INFORMATION GIVEN:
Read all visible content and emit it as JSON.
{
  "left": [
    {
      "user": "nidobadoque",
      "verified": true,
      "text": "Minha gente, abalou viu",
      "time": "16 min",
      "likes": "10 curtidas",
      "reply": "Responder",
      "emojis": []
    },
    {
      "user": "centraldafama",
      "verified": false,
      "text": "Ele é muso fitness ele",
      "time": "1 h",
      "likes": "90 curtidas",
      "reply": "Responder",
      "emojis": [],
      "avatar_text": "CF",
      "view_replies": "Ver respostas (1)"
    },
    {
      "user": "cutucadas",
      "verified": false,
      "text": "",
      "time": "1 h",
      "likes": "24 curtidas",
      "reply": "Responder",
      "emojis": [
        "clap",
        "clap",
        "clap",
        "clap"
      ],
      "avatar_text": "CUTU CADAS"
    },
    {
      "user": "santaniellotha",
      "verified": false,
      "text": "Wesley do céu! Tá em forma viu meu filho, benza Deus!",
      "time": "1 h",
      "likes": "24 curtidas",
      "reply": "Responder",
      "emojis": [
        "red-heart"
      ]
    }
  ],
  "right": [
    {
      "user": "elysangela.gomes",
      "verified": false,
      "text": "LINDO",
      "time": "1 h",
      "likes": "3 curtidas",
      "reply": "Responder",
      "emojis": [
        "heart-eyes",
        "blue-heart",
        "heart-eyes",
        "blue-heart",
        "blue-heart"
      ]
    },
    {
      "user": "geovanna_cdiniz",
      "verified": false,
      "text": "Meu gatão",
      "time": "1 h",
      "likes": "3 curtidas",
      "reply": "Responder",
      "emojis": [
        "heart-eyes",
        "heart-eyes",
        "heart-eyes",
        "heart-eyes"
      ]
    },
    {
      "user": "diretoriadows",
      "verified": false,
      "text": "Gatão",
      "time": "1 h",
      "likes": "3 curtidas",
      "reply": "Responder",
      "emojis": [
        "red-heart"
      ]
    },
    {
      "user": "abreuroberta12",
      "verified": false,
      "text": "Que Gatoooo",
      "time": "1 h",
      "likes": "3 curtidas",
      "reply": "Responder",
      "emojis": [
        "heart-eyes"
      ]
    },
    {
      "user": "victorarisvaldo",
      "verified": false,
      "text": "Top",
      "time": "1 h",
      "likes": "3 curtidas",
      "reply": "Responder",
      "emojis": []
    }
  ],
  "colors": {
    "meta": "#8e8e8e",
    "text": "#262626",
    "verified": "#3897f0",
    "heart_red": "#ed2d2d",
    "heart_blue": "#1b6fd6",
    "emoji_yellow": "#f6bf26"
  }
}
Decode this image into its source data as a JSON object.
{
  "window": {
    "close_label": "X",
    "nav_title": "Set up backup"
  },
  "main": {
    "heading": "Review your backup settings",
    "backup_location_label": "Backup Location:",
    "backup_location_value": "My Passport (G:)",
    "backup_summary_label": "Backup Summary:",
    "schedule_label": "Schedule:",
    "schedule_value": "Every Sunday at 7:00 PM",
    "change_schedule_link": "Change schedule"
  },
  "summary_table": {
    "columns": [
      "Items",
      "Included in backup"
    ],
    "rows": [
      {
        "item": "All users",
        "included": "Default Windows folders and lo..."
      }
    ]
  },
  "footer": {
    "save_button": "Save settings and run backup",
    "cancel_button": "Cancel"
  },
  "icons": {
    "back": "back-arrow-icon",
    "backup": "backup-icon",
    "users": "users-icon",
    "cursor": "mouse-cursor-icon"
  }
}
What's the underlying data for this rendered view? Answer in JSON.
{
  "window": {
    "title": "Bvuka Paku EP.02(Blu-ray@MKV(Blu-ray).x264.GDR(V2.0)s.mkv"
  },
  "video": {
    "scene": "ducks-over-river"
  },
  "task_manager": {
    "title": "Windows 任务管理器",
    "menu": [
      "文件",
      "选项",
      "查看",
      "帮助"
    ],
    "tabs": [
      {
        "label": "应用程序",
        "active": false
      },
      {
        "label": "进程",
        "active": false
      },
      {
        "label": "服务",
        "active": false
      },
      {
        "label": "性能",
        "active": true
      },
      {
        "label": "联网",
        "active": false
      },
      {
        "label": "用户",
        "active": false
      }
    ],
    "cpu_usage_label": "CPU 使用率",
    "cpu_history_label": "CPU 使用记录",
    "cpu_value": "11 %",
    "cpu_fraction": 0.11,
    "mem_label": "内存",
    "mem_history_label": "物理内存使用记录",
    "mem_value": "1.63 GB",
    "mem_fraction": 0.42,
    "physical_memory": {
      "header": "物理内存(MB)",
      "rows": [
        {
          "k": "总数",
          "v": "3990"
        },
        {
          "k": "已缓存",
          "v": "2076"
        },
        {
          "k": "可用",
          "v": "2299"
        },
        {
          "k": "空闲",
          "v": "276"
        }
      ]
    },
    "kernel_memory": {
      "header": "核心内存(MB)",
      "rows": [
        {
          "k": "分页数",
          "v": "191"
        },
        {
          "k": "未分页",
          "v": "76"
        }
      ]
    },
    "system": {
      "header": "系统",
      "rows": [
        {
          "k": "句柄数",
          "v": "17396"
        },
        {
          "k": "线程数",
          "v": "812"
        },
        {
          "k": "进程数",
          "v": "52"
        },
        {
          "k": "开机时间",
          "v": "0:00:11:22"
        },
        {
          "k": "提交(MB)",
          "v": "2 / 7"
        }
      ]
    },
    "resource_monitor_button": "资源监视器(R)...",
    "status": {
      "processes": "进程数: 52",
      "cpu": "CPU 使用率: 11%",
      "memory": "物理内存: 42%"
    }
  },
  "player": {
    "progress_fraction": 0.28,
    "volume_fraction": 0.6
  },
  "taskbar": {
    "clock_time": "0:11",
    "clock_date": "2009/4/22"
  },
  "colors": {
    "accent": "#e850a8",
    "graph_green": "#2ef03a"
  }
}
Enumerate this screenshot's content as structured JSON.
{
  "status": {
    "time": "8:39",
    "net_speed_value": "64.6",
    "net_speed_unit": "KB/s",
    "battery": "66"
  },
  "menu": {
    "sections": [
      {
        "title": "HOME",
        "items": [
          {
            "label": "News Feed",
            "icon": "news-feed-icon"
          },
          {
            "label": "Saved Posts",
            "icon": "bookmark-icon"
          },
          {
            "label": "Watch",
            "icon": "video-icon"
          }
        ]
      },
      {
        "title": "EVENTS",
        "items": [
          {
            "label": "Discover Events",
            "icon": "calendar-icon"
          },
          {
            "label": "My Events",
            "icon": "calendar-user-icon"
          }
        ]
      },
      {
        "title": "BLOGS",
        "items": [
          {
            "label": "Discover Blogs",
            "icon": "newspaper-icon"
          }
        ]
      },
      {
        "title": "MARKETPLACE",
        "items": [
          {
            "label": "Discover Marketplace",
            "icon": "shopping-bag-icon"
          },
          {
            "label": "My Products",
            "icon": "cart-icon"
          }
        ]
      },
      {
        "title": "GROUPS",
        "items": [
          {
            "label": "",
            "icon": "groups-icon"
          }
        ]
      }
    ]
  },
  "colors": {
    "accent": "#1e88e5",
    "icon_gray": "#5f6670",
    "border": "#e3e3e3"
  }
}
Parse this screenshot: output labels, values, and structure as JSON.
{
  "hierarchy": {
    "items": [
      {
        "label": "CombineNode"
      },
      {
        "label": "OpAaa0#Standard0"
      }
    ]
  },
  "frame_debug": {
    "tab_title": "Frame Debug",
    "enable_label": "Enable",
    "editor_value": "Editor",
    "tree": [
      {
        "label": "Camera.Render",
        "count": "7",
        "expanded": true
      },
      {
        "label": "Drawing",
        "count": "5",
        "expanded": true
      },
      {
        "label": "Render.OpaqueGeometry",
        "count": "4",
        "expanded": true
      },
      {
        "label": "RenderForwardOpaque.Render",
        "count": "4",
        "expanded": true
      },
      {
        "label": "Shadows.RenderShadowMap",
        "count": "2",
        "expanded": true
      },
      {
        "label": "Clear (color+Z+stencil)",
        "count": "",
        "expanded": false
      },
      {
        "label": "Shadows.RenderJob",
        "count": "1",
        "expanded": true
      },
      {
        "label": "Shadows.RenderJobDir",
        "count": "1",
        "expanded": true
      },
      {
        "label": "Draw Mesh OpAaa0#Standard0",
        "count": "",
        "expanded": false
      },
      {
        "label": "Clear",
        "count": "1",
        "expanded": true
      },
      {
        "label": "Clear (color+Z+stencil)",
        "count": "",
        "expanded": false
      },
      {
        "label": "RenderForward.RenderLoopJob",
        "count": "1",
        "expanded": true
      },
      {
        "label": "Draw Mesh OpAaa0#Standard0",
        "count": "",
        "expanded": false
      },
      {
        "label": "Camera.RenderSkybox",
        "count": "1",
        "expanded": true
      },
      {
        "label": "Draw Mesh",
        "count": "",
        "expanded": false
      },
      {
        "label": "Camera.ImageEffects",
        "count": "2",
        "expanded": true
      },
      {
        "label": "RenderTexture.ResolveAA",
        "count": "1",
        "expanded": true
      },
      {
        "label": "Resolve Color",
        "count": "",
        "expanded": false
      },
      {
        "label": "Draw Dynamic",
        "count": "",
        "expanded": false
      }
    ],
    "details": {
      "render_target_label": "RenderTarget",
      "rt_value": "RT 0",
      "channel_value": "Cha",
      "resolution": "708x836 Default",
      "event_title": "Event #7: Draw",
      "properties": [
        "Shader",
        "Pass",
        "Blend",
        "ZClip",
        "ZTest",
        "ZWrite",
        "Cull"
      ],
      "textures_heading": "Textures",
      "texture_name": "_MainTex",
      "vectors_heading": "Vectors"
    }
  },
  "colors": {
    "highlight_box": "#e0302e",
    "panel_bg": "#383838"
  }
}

TASK OBJECTIVE:
Only a number is wanted: how many lines of the material above hold "header"?

RESULT:
3